Supplied records –
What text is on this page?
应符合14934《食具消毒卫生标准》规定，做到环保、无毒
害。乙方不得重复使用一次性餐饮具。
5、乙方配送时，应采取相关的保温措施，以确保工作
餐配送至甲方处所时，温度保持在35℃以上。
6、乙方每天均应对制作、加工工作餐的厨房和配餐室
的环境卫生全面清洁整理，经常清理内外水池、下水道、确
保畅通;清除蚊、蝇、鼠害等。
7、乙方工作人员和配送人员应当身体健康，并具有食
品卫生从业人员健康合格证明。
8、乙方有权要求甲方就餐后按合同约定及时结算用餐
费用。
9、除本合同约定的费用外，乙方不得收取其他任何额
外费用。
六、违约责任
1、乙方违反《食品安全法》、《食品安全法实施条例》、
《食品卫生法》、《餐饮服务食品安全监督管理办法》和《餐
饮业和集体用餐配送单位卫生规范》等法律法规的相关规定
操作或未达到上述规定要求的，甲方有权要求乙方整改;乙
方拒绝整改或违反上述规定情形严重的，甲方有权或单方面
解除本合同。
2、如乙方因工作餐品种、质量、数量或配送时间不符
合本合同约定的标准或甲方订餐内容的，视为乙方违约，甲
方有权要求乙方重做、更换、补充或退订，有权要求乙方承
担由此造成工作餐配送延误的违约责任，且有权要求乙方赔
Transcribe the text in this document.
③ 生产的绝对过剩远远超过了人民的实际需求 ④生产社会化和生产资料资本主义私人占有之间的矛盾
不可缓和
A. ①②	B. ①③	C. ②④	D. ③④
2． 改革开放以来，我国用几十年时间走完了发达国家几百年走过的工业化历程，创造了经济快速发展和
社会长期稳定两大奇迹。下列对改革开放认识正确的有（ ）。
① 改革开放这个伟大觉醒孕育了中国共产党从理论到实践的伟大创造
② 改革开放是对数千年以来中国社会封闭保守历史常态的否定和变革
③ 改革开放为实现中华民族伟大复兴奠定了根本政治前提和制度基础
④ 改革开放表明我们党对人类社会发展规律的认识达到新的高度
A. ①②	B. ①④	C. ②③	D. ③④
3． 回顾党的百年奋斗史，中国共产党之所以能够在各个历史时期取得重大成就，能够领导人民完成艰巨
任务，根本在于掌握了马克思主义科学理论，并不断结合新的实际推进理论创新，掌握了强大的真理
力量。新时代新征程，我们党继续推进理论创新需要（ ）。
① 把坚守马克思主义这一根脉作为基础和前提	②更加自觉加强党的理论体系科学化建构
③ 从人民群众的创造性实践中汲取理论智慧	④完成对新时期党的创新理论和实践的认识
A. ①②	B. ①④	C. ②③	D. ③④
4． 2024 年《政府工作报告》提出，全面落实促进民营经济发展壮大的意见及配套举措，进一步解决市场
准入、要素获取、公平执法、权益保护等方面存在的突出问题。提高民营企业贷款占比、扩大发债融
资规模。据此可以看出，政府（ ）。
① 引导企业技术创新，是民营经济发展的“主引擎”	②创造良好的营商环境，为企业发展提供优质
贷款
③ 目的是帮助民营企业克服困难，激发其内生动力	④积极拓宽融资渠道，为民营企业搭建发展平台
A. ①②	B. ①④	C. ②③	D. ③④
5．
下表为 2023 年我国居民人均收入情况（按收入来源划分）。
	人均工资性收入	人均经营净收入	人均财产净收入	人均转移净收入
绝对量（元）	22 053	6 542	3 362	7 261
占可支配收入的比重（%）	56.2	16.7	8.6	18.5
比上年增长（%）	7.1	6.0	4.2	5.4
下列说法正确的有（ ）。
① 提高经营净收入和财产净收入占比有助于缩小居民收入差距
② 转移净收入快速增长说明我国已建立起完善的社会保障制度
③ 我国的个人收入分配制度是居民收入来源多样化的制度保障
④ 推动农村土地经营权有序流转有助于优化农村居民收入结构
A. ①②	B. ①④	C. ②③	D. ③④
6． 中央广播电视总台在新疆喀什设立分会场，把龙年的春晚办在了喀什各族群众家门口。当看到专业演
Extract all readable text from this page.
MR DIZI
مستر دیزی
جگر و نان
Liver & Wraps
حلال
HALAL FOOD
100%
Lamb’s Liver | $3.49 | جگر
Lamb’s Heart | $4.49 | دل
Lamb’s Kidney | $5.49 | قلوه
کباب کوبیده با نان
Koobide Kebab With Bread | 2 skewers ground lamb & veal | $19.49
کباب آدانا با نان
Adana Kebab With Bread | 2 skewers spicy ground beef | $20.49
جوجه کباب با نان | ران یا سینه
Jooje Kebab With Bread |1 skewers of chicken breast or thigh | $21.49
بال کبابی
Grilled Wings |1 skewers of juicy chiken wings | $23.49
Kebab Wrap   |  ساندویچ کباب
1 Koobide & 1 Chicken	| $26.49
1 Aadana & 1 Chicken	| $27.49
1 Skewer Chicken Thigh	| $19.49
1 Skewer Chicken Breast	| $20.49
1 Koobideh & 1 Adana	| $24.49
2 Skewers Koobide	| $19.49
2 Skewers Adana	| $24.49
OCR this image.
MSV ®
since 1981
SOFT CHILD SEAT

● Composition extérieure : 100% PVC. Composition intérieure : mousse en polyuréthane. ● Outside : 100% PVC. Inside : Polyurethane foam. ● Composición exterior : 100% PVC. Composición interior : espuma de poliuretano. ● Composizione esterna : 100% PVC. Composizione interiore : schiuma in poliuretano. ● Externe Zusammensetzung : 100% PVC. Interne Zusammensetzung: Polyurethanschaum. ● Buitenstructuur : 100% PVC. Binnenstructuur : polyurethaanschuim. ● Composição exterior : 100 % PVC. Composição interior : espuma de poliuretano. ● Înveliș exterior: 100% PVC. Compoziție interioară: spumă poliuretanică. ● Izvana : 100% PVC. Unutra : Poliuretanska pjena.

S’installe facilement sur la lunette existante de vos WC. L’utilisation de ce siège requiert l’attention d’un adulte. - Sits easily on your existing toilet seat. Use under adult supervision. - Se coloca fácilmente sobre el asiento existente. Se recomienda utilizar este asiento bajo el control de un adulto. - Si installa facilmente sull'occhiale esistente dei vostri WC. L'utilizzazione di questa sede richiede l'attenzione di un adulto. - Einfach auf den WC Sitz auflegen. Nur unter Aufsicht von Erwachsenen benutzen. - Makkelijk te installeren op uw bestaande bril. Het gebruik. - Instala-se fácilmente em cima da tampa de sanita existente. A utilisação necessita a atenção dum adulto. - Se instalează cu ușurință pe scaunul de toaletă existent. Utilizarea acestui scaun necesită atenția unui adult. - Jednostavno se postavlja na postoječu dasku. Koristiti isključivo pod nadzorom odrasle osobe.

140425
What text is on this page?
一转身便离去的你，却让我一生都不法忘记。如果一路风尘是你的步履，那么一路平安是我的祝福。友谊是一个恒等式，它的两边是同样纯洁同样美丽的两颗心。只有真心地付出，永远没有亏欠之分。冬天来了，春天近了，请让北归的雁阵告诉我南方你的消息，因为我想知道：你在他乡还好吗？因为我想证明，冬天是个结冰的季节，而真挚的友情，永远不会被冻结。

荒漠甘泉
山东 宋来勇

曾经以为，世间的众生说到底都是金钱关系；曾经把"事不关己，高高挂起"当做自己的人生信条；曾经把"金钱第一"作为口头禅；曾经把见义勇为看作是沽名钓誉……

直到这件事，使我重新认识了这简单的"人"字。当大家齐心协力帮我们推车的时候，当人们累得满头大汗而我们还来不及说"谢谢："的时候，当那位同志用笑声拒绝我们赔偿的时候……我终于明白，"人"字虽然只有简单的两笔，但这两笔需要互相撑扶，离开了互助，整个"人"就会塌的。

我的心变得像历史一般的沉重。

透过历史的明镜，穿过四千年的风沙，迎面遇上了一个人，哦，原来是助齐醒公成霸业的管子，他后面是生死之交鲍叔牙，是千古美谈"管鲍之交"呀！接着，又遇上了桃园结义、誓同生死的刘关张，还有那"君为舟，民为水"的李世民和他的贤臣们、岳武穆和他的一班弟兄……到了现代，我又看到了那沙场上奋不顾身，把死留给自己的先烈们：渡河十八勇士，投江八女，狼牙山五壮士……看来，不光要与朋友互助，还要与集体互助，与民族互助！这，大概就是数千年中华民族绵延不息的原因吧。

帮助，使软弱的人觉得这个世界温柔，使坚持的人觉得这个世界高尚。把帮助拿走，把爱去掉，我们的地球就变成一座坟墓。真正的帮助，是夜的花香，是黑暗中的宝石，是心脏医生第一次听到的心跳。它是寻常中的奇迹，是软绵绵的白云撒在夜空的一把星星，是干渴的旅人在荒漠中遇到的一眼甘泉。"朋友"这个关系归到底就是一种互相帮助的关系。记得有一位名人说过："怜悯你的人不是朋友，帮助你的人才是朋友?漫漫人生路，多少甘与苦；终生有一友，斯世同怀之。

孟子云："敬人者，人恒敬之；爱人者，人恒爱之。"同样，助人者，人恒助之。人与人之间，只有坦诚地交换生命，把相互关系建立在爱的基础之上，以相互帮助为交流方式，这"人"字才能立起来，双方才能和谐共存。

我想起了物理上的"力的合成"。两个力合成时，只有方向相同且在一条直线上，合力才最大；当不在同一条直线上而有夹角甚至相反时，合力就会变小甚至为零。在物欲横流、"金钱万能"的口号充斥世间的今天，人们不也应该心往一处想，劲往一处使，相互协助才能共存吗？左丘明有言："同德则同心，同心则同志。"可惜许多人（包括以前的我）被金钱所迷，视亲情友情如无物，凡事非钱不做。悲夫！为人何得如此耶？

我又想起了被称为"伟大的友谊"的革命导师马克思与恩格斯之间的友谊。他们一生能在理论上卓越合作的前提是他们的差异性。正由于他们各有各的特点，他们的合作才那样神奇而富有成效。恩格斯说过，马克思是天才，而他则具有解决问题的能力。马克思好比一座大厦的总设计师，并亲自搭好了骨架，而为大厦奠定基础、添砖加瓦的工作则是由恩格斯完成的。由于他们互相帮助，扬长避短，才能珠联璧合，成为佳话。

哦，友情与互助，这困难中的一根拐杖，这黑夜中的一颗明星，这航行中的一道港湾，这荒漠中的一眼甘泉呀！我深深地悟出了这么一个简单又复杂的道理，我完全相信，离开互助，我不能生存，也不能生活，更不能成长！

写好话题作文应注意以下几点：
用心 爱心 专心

What the exercise asks –
Count how many lines above carry the word "Bread". Only the number is required.

Expected output –
3